Copy the data word for word, keeping every line.
☆ ☆ ☆ ☆ ☆ ☆ ☆
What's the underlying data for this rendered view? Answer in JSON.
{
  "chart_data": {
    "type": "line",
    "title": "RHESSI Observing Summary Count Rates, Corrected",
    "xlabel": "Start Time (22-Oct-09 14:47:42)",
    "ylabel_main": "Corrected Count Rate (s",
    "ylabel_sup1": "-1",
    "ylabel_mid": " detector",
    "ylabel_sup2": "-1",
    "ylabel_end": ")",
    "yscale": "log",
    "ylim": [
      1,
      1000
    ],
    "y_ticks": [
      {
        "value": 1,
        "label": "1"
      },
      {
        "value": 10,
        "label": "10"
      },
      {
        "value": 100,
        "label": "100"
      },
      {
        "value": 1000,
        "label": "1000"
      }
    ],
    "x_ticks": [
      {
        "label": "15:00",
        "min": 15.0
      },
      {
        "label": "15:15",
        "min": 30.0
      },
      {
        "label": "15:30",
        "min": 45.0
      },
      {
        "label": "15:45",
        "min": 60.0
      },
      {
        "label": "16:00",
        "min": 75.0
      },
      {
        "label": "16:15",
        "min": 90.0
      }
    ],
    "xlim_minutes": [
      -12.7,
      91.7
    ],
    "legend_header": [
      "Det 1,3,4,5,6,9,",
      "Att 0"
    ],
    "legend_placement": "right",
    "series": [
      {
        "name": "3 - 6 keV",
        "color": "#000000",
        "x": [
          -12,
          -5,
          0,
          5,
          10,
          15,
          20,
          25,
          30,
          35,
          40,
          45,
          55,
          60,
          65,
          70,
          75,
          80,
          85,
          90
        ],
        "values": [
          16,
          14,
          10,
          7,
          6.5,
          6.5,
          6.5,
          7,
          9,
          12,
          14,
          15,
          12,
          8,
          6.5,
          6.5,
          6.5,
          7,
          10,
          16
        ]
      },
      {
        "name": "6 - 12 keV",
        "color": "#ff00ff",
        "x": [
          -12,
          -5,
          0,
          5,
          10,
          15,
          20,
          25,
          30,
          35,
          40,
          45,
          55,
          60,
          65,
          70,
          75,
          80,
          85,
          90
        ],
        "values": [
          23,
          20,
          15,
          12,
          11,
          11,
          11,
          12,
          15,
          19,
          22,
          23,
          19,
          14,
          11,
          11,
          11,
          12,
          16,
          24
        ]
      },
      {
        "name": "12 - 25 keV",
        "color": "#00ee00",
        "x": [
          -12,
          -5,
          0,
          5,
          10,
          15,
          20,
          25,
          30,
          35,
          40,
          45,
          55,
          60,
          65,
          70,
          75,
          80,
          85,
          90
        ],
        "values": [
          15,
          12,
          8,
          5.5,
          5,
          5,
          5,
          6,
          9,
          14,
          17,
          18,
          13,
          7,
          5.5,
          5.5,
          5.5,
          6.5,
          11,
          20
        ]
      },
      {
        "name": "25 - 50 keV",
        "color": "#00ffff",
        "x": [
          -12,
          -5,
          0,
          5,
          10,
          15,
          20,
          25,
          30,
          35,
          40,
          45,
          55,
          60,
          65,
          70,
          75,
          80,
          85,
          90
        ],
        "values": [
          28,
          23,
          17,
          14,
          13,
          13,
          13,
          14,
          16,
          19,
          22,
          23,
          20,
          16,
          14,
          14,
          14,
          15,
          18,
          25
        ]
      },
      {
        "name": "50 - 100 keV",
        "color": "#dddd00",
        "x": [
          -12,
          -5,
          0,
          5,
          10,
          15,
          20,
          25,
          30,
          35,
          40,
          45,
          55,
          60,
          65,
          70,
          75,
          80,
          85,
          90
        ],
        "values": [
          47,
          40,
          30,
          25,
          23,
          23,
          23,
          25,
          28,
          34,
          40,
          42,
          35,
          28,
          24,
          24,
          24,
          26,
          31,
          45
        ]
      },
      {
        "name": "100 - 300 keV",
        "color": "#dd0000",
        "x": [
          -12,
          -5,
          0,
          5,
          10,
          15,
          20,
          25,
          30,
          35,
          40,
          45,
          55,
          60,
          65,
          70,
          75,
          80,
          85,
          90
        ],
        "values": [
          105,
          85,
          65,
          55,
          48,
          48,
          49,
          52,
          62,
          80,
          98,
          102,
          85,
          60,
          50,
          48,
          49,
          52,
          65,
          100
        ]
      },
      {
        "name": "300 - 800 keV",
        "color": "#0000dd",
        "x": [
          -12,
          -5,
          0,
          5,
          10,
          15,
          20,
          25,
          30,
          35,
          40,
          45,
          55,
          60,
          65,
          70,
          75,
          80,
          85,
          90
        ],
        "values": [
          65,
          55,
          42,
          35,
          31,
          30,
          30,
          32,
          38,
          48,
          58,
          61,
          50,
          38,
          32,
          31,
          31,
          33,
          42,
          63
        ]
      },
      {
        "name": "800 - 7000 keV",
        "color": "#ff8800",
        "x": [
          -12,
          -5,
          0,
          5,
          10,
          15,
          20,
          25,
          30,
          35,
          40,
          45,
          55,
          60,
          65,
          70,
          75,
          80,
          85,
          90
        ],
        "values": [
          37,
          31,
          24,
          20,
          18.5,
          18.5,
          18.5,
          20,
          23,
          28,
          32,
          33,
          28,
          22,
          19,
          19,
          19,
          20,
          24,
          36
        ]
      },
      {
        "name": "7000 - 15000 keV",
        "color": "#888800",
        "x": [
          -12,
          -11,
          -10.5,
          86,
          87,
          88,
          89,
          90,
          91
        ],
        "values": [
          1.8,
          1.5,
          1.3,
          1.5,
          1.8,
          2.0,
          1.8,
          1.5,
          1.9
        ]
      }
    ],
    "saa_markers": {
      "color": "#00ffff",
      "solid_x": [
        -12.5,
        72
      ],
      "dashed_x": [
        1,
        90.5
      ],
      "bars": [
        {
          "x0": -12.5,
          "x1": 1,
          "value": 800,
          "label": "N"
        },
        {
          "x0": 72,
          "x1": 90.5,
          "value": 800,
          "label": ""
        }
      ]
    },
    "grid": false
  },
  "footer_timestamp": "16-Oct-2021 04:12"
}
☆ ☆ ☆ ☆ ☆ ☆ ☆
> [Output]
What's the underlying data for this rendered view? Answer in JSON.
{
  "chart_data": {
    "type": "line",
    "title": "RHESSI Observing Summary Count Rates, Corrected",
    "xlabel": "Start Time (22-Oct-09 14:47:42)",
    "ylabel_main": "Corrected Count Rate (s",
    "ylabel_sup1": "-1",
    "ylabel_mid": " detector",
    "ylabel_sup2": "-1",
    "ylabel_end": ")",
    "yscale": "log",
    "ylim": [
      1,
      1000
    ],
    "y_ticks": [
      {
        "value": 1,
        "label": "1"
      },
      {
        "value": 10,
        "label": "10"
      },
      {
        "value": 100,
        "label": "100"
      },
      {
        "value": 1000,
        "label": "1000"
      }
    ],
    "x_ticks": [
      {
        "label": "15:00",
        "min": 15.0
      },
      {
        "label": "15:15",
        "min": 30.0
      },
      {
        "label": "15:30",
        "min": 45.0
      },
      {
        "label": "15:45",
        "min": 60.0
      },
      {
        "label": "16:00",
        "min": 75.0
      },
      {
        "label": "16:15",
        "min": 90.0
      }
    ],
    "xlim_minutes": [
      -12.7,
      91.7
    ],
    "legend_header": [
      "Det 1,3,4,5,6,9,",
      "Att 0"
    ],
    "legend_placement": "right",
    "series": [
      {
        "name": "3 - 6 keV",
        "color": "#000000",
        "x": [
          -12,
          -5,
          0,
          5,
          10,
          15,
          20,
          25,
          30,
          35,
          40,
          45,
          55,
          60,
          65,
          70,
          75,
          80,
          85,
          90
        ],
        "values": [
          16,
          14,
          10,
          7,
          6.5,
          6.5,
          6.5,
          7,
          9,
          12,
          14,
          15,
          12,
          8,
          6.5,
          6.5,
          6.5,
          7,
          10,
          16
        ]
      },
      {
        "name": "6 - 12 keV",
        "color": "#ff00ff",
        "x": [
          -12,
          -5,
          0,
          5,
          10,
          15,
          20,
          25,
          30,
          35,
          40,
          45,
          55,
          60,
          65,
          70,
          75,
          80,
          85,
          90
        ],
        "values": [
          23,
          20,
          15,
          12,
          11,
          11,
          11,
          12,
          15,
          19,
          22,
          23,
          19,
          14,
          11,
          11,
          11,
          12,
          16,
          24
        ]
      },
      {
        "name": "12 - 25 keV",
        "color": "#00ee00",
        "x": [
          -12,
          -5,
          0,
          5,
          10,
          15,
          20,
          25,
          30,
          35,
          40,
          45,
          55,
          60,
          65,
          70,
          75,
          80,
          85,
          90
        ],
        "values": [
          15,
          12,
          8,
          5.5,
          5,
          5,
          5,
          6,
          9,
          14,
          17,
          18,
          13,
          7,
          5.5,
          5.5,
          5.5,
          6.5,
          11,
          20
        ]
      },
      {
        "name": "25 - 50 keV",
        "color": "#00ffff",
        "x": [
          -12,
          -5,
          0,
          5,
          10,
          15,
          20,
          25,
          30,
          35,
          40,
          45,
          55,
          60,
          65,
          70,
          75,
          80,
          85,
          90
        ],
        "values": [
          28,
          23,
          17,
          14,
          13,
          13,
          13,
          14,
          16,
          19,
          22,
          23,
          20,
          16,
          14,
          14,
          14,
          15,
          18,
          25
        ]
      },
      {
        "name": "50 - 100 keV",
        "color": "#dddd00",
        "x": [
          -12,
          -5,
          0,
          5,
          10,
          15,
          20,
          25,
          30,
          35,
          40,
          45,
          55,
          60,
          65,
          70,
          75,
          80,
          85,
          90
        ],
        "values": [
          47,
          40,
          30,
          25,
          23,
          23,
          23,
          25,
          28,
          34,
          40,
          42,
          35,
          28,
          24,
          24,
          24,
          26,
          31,
          45
        ]
      },
      {
        "name": "100 - 300 keV",
        "color": "#dd0000",
        "x": [
          -12,
          -5,
          0,
          5,
          10,
          15,
          20,
          25,
          30,
          35,
          40,
          45,
          55,
          60,
          65,
          70,
          75,
          80,
          85,
          90
        ],
        "values": [
          105,
          85,
          65,
          55,
          48,
          48,
          49,
          52,
          62,
          80,
          98,
          102,
          85,
          60,
          50,
          48,
          49,
          52,
          65,
          100
        ]
      },
      {
        "name": "300 - 800 keV",
        "color": "#0000dd",
        "x": [
          -12,
          -5,
          0,
          5,
          10,
          15,
          20,
          25,
          30,
          35,
          40,
          45,
          55,
          60,
          65,
          70,
          75,
          80,
          85,
          90
        ],
        "values": [
          65,
          55,
          42,
          35,
          31,
          30,
          30,
          32,
          38,
          48,
          58,
          61,
          50,
          38,
          32,
          31,
          31,
          33,
          42,
          63
        ]
      },
      {
        "name": "800 - 7000 keV",
        "color": "#ff8800",
        "x": [
          -12,
          -5,
          0,
          5,
          10,
          15,
          20,
          25,
          30,
          35,
          40,
          45,
          55,
          60,
          65,
          70,
          75,
          80,
          85,
          90
        ],
        "values": [
          37,
          31,
          24,
          20,
          18.5,
          18.5,
          18.5,
          20,
          23,
          28,
          32,
          33,
          28,
          22,
          19,
          19,
          19,
          20,
          24,
          36
        ]
      },
      {
        "name": "7000 - 15000 keV",
        "color": "#888800",
        "x": [
          -12,
          -11,
          -10.5,
          86,
          87,
          88,
          89,
          90,
          91
        ],
        "values": [
          1.8,
          1.5,
          1.3,
          1.5,
          1.8,
          2.0,
          1.8,
          1.5,
          1.9
        ]
      }
    ],
    "saa_markers": {
      "color": "#00ffff",
      "solid_x": [
        -12.5,
        72
      ],
      "dashed_x": [
        1,
        90.5
      ],
      "bars": [
        {
          "x0": -12.5,
          "x1": 1,
          "value": 800,
          "label": "N"
        },
        {
          "x0": 72,
          "x1": 90.5,
          "value": 800,
          "label": ""
        }
      ]
    },
    "grid": false
  },
  "footer_timestamp": "16-Oct-2021 04:12"
}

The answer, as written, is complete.